### Task goal
Reproduce all records exactly.

### The input
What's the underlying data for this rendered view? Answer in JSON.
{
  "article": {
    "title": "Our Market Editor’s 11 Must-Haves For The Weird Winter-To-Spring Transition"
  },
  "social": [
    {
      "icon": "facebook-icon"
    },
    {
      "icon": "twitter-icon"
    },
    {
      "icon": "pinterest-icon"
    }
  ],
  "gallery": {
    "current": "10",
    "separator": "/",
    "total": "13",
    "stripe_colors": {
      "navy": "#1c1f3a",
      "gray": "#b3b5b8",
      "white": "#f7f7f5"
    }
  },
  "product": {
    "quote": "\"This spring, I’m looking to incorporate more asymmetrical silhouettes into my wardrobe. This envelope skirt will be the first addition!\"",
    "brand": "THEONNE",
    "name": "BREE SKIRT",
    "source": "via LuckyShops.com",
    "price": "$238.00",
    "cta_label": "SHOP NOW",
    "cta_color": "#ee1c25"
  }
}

### Solution for this task
What's the underlying data for this rendered view? Answer in JSON.
{
  "article": {
    "title": "Our Market Editor’s 11 Must-Haves For The Weird Winter-To-Spring Transition"
  },
  "social": [
    {
      "icon": "facebook-icon"
    },
    {
      "icon": "twitter-icon"
    },
    {
      "icon": "pinterest-icon"
    }
  ],
  "gallery": {
    "current": "10",
    "separator": "/",
    "total": "13",
    "stripe_colors": {
      "navy": "#1c1f3a",
      "gray": "#b3b5b8",
      "white": "#f7f7f5"
    }
  },
  "product": {
    "quote": "\"This spring, I’m looking to incorporate more asymmetrical silhouettes into my wardrobe. This envelope skirt will be the first addition!\"",
    "brand": "THEONNE",
    "name": "BREE SKIRT",
    "source": "via LuckyShops.com",
    "price": "$238.00",
    "cta_label": "SHOP NOW",
    "cta_color": "#ee1c25"
  }
}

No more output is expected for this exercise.